Task instructions: Extract the rows below exactly, from the first row through the row that contains "Point xyxy=(886,312,908,326)", including both.
++++ Information supplied ++++
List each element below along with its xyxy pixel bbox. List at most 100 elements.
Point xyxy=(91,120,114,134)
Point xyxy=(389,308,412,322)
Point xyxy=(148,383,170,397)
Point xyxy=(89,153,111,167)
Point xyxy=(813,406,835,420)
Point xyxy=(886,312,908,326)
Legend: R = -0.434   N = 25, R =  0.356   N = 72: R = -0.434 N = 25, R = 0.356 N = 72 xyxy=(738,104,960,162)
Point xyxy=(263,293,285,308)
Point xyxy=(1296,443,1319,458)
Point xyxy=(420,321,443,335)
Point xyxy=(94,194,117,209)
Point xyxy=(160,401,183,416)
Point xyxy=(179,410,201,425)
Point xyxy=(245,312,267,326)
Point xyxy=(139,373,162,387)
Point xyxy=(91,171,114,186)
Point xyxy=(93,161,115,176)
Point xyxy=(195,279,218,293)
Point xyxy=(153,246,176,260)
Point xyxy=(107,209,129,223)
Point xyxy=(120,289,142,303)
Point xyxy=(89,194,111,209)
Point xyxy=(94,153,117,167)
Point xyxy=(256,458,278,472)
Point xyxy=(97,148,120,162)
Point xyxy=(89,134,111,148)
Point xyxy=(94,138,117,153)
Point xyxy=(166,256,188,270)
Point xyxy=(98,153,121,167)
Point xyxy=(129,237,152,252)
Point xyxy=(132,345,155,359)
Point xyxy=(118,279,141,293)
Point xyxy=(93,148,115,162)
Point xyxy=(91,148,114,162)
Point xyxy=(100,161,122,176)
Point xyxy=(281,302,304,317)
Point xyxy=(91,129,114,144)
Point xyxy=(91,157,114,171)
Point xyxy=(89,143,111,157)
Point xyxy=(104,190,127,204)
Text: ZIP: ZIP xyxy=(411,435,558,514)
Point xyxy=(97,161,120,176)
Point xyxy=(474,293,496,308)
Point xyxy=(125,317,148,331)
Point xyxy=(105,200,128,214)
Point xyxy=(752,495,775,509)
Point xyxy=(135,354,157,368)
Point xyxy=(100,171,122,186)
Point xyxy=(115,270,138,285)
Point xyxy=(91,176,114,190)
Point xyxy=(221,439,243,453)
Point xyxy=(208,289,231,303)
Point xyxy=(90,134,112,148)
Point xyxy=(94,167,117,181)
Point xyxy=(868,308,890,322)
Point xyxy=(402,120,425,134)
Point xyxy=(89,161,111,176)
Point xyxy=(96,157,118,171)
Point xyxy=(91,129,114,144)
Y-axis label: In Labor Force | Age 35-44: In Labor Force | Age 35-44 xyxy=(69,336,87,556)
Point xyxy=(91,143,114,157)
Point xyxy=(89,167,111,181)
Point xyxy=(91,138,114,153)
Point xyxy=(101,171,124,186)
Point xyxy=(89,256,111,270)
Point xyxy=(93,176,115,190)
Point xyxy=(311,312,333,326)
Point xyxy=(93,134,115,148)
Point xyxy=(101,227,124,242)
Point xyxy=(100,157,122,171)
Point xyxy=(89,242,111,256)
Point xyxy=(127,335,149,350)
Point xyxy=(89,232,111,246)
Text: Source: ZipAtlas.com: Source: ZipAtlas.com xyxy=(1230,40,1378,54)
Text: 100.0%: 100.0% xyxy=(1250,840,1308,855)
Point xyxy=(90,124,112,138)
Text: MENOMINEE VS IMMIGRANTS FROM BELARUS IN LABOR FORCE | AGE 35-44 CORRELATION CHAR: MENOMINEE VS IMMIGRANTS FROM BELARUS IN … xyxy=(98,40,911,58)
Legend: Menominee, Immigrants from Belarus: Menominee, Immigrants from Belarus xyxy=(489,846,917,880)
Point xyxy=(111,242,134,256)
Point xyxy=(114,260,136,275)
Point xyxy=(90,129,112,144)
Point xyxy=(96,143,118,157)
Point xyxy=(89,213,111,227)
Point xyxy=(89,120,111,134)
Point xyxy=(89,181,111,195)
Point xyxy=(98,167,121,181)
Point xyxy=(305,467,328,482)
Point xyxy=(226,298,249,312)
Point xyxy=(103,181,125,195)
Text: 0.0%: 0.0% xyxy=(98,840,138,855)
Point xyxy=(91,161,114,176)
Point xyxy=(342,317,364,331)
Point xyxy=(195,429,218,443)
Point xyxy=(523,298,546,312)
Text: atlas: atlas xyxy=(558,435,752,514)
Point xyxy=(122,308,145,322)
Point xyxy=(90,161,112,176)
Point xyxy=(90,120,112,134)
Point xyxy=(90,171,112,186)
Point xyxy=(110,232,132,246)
++++
Task response:
List each element below along with its xyxy pixel bbox. List at most 100 elements.
Point xyxy=(91,120,114,134)
Point xyxy=(389,308,412,322)
Point xyxy=(148,383,170,397)
Point xyxy=(89,153,111,167)
Point xyxy=(813,406,835,420)
Point xyxy=(886,312,908,326)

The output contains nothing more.